__Problem description__:
Work through the entries below and report how many lines include "modelos". The number alone is the answer.

[Stored entries]
* * * *

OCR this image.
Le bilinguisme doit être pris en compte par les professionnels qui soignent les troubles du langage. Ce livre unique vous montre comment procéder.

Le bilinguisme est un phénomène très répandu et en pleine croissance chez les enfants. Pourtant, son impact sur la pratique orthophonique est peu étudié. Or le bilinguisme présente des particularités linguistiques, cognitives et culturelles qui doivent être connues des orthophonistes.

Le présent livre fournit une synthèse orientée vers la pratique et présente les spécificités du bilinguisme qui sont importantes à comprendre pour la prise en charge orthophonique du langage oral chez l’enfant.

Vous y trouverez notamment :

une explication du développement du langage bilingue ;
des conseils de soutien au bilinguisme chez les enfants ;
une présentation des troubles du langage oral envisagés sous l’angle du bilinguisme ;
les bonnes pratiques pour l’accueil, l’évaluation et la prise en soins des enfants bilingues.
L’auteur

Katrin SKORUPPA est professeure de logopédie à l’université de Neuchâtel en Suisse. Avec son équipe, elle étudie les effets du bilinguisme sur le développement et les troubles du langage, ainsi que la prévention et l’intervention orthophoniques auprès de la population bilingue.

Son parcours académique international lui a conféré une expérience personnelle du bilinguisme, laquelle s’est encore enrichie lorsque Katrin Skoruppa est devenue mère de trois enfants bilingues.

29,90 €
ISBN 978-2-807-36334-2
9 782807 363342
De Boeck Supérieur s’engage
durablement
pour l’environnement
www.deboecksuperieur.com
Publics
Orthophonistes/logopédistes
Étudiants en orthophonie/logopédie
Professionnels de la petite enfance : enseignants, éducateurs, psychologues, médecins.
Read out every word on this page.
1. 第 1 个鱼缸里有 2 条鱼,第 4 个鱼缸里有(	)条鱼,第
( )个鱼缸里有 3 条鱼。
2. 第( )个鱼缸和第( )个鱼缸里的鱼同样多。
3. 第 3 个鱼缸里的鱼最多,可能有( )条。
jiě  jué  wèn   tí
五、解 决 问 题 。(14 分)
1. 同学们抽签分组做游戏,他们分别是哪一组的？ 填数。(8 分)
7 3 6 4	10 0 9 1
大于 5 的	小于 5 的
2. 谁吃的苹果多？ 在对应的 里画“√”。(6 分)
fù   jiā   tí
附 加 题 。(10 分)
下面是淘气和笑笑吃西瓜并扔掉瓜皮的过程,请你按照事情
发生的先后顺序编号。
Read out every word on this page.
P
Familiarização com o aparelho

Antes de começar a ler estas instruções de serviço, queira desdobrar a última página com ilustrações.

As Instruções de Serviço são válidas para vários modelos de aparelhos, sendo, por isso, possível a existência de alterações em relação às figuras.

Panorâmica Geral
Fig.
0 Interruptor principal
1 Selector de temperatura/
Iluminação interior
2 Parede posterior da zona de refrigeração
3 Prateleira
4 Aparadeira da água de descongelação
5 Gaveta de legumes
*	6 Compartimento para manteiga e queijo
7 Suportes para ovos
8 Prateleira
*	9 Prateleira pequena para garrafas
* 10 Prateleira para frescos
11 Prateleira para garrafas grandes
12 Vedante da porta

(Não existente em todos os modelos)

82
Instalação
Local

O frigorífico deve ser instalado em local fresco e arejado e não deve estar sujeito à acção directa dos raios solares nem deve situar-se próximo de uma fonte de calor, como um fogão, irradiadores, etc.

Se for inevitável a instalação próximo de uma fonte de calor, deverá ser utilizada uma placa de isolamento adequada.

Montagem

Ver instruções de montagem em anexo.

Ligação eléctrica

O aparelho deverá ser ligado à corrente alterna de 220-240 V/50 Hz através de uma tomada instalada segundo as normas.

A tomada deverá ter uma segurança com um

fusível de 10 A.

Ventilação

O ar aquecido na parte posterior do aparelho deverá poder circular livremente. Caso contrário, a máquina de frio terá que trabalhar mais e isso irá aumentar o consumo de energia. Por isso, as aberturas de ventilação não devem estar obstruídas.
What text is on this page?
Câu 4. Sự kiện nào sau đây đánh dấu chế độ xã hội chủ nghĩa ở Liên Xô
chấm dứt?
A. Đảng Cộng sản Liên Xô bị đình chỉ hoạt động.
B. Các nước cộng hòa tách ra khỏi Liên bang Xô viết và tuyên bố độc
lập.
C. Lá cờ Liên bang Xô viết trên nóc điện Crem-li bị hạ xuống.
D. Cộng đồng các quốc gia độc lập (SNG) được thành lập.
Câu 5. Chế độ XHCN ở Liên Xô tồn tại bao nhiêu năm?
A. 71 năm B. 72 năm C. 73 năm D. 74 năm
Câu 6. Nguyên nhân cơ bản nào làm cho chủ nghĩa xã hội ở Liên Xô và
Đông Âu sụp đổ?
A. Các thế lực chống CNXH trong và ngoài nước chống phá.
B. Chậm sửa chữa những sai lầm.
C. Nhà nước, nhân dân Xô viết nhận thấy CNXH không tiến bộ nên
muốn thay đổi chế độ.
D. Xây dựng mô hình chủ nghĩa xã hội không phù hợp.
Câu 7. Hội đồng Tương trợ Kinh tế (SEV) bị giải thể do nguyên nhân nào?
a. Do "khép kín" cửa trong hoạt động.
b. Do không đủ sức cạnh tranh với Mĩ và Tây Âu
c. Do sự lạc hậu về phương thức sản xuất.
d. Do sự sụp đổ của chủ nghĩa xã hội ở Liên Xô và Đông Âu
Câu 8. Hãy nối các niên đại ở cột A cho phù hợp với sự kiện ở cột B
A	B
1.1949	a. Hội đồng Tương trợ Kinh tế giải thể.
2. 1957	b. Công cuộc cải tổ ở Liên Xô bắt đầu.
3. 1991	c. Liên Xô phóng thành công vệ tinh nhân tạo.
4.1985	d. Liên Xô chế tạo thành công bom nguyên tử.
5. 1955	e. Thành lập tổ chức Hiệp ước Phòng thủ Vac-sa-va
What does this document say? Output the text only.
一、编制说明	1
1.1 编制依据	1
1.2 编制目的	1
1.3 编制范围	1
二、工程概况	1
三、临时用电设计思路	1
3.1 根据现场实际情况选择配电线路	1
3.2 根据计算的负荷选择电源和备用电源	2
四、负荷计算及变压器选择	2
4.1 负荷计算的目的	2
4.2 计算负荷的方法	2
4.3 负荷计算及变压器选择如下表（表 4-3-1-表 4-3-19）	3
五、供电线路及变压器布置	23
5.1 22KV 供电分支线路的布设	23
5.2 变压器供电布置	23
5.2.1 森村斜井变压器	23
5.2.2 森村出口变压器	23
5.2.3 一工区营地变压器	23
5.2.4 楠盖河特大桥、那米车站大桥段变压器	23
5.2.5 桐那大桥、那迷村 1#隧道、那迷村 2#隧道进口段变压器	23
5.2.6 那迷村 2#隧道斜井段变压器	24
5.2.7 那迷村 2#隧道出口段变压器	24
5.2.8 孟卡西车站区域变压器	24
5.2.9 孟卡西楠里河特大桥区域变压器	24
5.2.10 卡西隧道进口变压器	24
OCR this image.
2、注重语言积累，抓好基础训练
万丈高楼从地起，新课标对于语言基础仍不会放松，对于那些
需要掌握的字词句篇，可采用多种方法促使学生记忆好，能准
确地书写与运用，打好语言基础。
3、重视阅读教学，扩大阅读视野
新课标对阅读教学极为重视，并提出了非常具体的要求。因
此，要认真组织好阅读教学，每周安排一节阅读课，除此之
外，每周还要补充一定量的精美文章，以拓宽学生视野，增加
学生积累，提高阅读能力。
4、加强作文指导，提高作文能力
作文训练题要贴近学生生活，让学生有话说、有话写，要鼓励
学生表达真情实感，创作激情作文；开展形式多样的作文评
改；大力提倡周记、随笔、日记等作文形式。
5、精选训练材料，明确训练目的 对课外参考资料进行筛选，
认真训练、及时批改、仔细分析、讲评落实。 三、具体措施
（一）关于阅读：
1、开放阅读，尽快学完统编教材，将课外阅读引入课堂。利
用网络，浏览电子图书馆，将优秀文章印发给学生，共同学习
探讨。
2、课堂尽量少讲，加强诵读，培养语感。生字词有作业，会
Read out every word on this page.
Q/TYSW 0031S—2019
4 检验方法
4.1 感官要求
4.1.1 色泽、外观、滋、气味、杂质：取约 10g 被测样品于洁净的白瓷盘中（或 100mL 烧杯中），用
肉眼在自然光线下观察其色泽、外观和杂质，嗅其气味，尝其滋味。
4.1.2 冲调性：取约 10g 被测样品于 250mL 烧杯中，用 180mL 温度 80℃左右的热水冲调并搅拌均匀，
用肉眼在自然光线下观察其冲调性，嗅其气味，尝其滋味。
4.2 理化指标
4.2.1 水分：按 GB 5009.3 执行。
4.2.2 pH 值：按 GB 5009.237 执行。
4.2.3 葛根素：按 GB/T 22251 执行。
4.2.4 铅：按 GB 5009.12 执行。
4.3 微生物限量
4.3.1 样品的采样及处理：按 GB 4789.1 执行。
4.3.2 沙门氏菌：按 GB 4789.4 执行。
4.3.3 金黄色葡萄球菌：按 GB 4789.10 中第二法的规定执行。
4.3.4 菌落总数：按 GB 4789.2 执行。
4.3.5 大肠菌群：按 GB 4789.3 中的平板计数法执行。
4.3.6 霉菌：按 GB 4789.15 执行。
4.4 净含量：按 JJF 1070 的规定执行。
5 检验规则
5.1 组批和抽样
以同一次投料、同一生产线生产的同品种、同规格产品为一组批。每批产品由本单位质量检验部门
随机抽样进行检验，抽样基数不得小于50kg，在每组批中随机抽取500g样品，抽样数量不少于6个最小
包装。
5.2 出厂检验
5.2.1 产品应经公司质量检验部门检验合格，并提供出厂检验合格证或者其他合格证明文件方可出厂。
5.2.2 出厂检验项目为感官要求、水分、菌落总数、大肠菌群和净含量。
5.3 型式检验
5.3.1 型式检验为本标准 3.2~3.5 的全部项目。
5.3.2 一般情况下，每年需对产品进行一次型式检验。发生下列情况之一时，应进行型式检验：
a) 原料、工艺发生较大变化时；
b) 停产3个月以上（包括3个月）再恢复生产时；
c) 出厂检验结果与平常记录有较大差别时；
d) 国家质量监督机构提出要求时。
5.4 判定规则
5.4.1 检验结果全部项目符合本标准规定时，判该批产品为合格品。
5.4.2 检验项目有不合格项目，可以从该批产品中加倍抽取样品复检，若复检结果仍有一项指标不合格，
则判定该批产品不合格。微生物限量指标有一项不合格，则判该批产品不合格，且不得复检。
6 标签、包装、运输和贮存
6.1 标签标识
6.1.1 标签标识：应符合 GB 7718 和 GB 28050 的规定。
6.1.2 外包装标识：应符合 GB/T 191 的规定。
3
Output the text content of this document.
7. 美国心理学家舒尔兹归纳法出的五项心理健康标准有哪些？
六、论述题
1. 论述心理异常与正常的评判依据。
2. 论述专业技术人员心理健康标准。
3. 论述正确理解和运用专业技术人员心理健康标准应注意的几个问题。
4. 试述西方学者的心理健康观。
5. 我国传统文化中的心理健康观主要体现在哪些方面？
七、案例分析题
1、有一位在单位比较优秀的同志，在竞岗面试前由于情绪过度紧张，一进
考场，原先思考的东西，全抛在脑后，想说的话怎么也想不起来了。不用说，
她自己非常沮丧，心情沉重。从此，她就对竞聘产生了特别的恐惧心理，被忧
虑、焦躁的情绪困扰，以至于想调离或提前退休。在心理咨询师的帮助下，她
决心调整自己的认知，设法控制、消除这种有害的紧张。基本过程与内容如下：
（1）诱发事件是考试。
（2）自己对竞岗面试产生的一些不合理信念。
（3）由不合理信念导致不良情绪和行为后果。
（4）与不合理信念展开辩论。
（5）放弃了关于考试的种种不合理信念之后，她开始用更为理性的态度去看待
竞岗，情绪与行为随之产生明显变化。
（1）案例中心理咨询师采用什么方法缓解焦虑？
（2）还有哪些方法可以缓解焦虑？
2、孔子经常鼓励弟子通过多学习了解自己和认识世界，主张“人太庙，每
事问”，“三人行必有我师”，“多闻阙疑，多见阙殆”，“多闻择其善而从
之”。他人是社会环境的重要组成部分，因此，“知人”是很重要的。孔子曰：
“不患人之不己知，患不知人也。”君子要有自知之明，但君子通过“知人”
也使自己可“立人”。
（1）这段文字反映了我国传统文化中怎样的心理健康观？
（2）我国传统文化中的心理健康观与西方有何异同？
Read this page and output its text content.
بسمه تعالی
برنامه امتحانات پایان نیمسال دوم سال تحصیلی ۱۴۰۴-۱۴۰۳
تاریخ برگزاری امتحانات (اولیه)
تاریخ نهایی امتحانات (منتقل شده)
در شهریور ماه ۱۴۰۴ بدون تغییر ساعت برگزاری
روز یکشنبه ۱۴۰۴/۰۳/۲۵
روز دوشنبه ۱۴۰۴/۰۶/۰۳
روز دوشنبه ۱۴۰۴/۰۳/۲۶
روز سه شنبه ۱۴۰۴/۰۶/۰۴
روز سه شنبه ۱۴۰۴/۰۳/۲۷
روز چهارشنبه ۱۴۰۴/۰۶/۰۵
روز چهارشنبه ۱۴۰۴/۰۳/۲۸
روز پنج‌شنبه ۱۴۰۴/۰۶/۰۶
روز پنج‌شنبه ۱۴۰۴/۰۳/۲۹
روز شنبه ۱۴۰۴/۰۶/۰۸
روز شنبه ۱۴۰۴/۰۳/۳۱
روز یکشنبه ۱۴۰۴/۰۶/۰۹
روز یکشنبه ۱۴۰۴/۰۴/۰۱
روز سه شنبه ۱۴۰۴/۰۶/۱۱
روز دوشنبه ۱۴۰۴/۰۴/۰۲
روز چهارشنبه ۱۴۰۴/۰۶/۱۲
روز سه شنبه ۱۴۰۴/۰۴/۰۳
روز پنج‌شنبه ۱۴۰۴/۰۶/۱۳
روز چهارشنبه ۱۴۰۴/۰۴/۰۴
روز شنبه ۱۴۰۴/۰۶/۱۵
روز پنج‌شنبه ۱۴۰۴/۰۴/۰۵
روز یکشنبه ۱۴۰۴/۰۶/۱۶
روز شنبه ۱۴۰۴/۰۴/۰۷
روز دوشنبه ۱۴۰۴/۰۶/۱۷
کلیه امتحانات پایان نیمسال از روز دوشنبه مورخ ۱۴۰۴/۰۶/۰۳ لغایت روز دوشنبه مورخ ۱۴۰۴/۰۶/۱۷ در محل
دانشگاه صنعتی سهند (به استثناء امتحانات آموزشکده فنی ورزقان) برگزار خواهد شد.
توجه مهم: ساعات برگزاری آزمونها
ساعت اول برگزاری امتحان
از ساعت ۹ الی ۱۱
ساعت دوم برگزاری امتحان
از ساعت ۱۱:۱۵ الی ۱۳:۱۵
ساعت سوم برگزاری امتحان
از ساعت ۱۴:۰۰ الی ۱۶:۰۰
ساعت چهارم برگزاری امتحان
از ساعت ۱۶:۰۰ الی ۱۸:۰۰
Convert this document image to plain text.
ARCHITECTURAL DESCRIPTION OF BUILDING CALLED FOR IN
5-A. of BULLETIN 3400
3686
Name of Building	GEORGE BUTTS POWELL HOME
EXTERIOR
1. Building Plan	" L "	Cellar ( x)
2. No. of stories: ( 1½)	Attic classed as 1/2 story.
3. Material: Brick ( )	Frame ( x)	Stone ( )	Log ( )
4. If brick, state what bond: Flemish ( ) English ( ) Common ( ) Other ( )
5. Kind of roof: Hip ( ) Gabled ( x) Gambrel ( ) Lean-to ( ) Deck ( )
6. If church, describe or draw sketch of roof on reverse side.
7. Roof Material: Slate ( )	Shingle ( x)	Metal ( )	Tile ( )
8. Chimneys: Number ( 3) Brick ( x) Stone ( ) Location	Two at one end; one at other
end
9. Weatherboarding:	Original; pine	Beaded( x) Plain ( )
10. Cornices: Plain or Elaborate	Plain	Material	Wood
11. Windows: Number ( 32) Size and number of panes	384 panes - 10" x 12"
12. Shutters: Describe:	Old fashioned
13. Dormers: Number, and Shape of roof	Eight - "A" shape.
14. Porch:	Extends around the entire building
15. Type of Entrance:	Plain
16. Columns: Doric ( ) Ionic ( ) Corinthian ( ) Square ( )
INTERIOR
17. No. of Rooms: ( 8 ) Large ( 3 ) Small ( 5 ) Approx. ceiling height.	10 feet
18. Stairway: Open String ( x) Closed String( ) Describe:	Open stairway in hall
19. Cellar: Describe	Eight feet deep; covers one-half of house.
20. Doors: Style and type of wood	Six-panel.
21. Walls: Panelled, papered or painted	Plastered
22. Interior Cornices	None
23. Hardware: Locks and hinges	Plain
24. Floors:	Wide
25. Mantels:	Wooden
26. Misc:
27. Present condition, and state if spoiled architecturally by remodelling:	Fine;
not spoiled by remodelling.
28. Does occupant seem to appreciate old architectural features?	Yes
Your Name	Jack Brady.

* * * *

__Solution to this problem__:
2